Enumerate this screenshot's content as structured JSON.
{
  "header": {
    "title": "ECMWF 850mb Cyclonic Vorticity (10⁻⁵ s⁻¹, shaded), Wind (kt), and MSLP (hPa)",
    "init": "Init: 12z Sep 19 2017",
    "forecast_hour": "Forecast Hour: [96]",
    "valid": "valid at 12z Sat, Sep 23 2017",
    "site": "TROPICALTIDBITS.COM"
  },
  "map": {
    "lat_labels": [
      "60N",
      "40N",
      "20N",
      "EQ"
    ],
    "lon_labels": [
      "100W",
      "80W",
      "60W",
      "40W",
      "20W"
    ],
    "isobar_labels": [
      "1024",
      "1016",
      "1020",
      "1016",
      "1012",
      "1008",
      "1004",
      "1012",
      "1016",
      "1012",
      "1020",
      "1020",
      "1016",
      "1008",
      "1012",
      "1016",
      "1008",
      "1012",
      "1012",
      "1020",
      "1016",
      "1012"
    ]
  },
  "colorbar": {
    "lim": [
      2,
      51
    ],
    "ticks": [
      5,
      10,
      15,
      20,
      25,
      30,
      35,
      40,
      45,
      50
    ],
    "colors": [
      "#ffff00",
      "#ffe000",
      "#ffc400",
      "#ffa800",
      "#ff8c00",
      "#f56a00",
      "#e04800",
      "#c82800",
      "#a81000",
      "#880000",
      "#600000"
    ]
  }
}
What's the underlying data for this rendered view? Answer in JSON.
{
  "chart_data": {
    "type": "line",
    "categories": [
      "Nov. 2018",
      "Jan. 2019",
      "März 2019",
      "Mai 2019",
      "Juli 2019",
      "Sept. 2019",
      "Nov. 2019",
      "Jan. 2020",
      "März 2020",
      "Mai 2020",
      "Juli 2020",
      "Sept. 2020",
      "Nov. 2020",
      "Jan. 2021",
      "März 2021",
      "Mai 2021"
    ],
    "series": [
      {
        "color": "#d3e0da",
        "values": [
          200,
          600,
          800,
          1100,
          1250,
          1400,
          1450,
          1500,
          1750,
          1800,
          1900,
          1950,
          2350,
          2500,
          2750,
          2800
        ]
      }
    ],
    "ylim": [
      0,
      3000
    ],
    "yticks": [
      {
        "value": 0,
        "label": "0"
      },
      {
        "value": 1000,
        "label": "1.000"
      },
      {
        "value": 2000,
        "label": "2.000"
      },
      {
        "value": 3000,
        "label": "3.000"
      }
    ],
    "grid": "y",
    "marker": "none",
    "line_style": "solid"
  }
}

• **EXERCISE PROMPT**
Count the lines above that contain the word "JSON", and give only that number.

• **EXERCISE RESULT**
2